**AIM OF THE TASK:**
In the listing that follows, how many lines contain "background"? Give the number only.

**RECORDS SUPPLIED:**

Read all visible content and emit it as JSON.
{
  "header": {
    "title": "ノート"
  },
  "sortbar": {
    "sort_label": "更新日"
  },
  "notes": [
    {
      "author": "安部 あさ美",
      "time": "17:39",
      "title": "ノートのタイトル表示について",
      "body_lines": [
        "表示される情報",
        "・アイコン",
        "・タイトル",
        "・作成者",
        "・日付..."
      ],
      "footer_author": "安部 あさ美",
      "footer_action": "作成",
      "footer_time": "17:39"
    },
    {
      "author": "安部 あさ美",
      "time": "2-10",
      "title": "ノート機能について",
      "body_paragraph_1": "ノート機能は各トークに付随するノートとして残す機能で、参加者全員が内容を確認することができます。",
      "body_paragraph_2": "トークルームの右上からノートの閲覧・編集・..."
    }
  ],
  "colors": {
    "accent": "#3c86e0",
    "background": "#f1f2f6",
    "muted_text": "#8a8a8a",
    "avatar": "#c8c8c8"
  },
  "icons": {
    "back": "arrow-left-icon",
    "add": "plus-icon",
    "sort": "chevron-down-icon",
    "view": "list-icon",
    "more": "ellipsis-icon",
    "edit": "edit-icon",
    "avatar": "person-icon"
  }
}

==

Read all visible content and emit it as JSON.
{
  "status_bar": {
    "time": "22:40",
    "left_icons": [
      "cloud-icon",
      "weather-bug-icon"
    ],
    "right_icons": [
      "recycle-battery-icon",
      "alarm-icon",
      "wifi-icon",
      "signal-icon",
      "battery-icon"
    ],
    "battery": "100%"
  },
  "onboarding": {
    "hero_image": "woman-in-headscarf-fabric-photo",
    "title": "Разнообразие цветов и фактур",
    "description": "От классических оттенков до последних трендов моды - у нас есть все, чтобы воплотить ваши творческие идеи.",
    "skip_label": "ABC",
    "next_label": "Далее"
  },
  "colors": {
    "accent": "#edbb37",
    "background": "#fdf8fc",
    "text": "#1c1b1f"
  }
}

**RESULT OF THE TASK:**
2